* [SUPPLIED MATERIAL]:
..........

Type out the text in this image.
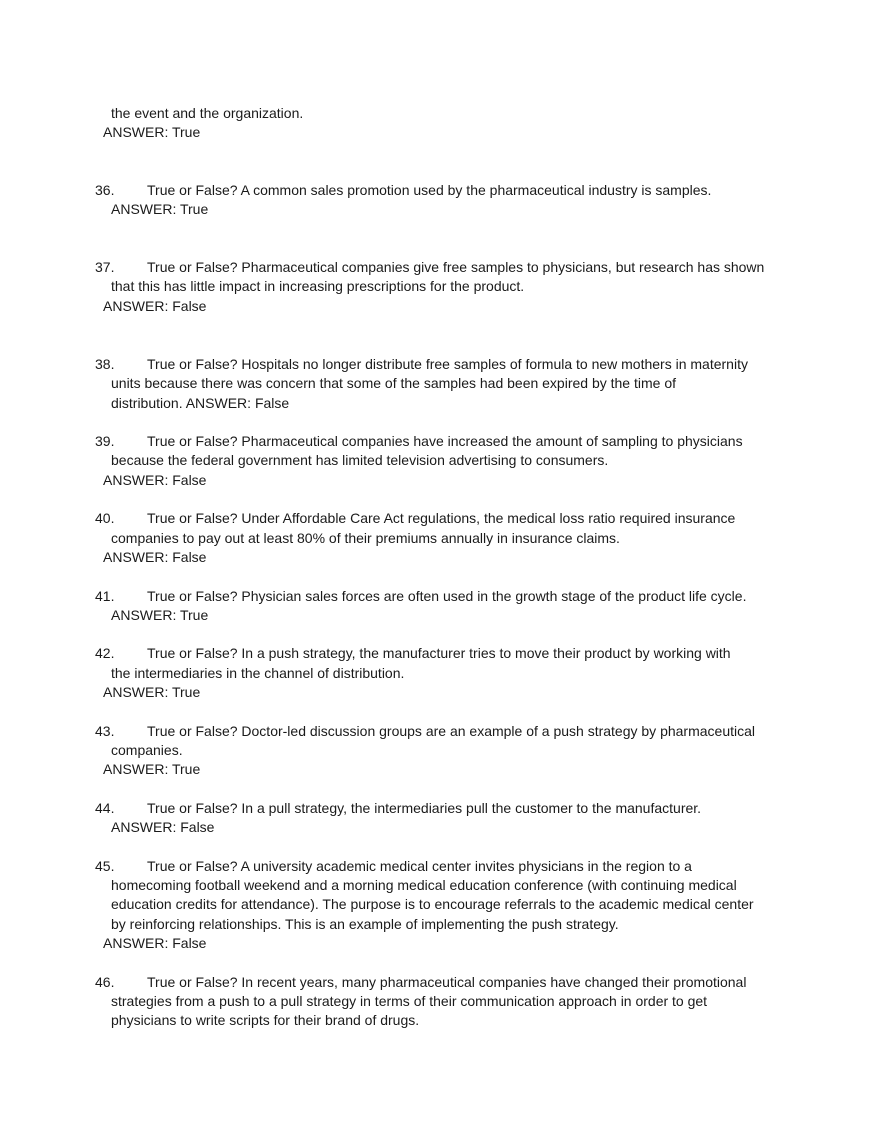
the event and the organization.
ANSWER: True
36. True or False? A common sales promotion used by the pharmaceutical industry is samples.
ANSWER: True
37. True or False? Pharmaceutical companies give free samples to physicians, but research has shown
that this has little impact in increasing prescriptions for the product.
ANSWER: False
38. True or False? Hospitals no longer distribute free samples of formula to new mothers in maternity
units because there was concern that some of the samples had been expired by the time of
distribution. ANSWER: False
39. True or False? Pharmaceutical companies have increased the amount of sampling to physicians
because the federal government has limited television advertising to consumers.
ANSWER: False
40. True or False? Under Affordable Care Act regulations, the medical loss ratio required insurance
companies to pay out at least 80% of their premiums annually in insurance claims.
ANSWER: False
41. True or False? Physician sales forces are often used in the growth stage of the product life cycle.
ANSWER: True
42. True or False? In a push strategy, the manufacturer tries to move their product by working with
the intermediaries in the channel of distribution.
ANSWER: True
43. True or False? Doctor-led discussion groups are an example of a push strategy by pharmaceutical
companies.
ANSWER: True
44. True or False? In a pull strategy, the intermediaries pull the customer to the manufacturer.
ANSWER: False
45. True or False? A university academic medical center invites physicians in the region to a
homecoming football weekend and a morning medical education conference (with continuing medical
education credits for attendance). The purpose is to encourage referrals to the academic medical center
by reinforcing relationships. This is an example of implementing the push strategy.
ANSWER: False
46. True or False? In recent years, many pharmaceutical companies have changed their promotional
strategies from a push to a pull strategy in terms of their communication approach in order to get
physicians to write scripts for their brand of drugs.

..........

Find every line above that contains the word "have", and return each one.

39. True or False? Pharmaceutical companies have increased the amount of sampling to physicians
46. True or False? In recent years, many pharmaceutical companies have changed their promotional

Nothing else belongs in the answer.